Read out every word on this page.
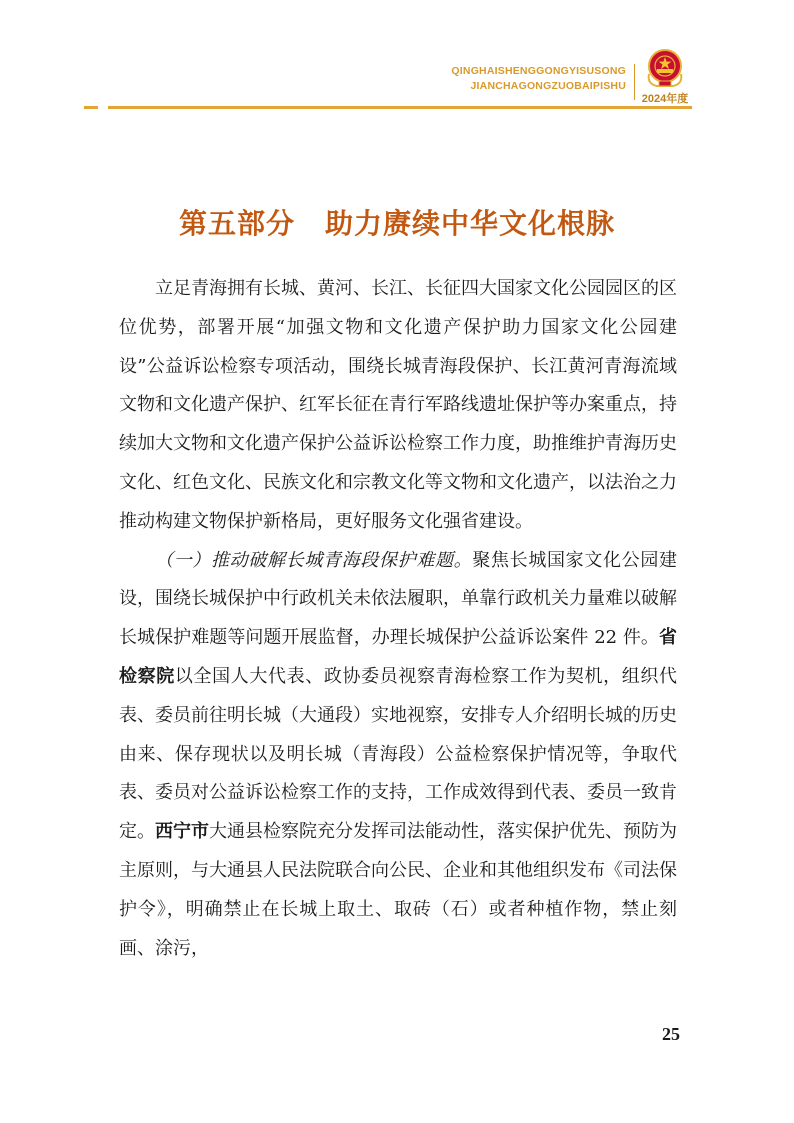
QINGHAISHENGGONGYISUSONG
JIANCHAGONGZUOBAIPISHU
2024年度
第五部分 助力赓续中华文化根脉

立足青海拥有长城、黄河、长江、长征四大国家文化公园园区的区位优势，部署开展“加强文物和文化遗产保护助力国家文化公园建设”公益诉讼检察专项活动，围绕长城青海段保护、长江黄河青海流域文物和文化遗产保护、红军长征在青行军路线遗址保护等办案重点，持续加大文物和文化遗产保护公益诉讼检察工作力度，助推维护青海历史文化、红色文化、民族文化和宗教文化等文物和文化遗产，以法治之力推动构建文物保护新格局，更好服务文化强省建设。

（一）推动破解长城青海段保护难题。聚焦长城国家文化公园建设，围绕长城保护中行政机关未依法履职，单靠行政机关力量难以破解长城保护难题等问题开展监督，办理长城保护公益诉讼案件 22 件。省检察院以全国人大代表、政协委员视察青海检察工作为契机，组织代表、委员前往明长城（大通段）实地视察，安排专人介绍明长城的历史由来、保存现状以及明长城（青海段）公益检察保护情况等，争取代表、委员对公益诉讼检察工作的支持，工作成效得到代表、委员一致肯定。西宁市大通县检察院充分发挥司法能动性，落实保护优先、预防为主原则，与大通县人民法院联合向公民、企业和其他组织发布《司法保护令》，明确禁止在长城上取土、取砖（石）或者种植作物，禁止刻画、涂污，

25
___
# [Short exercise]
Write the entries above out again exactly, but not the pictures.

# [Answer below]
Read out every word on this page.
QINGHAISHENGGONGYISUSONG
JIANCHAGONGZUOBAIPISHU
2024年度
第五部分 助力赓续中华文化根脉

立足青海拥有长城、黄河、长江、长征四大国家文化公园园区的区位优势，部署开展“加强文物和文化遗产保护助力国家文化公园建设”公益诉讼检察专项活动，围绕长城青海段保护、长江黄河青海流域文物和文化遗产保护、红军长征在青行军路线遗址保护等办案重点，持续加大文物和文化遗产保护公益诉讼检察工作力度，助推维护青海历史文化、红色文化、民族文化和宗教文化等文物和文化遗产，以法治之力推动构建文物保护新格局，更好服务文化强省建设。

（一）推动破解长城青海段保护难题。聚焦长城国家文化公园建设，围绕长城保护中行政机关未依法履职，单靠行政机关力量难以破解长城保护难题等问题开展监督，办理长城保护公益诉讼案件 22 件。省检察院以全国人大代表、政协委员视察青海检察工作为契机，组织代表、委员前往明长城（大通段）实地视察，安排专人介绍明长城的历史由来、保存现状以及明长城（青海段）公益检察保护情况等，争取代表、委员对公益诉讼检察工作的支持，工作成效得到代表、委员一致肯定。西宁市大通县检察院充分发挥司法能动性，落实保护优先、预防为主原则，与大通县人民法院联合向公民、企业和其他组织发布《司法保护令》，明确禁止在长城上取土、取砖（石）或者种植作物，禁止刻画、涂污，

25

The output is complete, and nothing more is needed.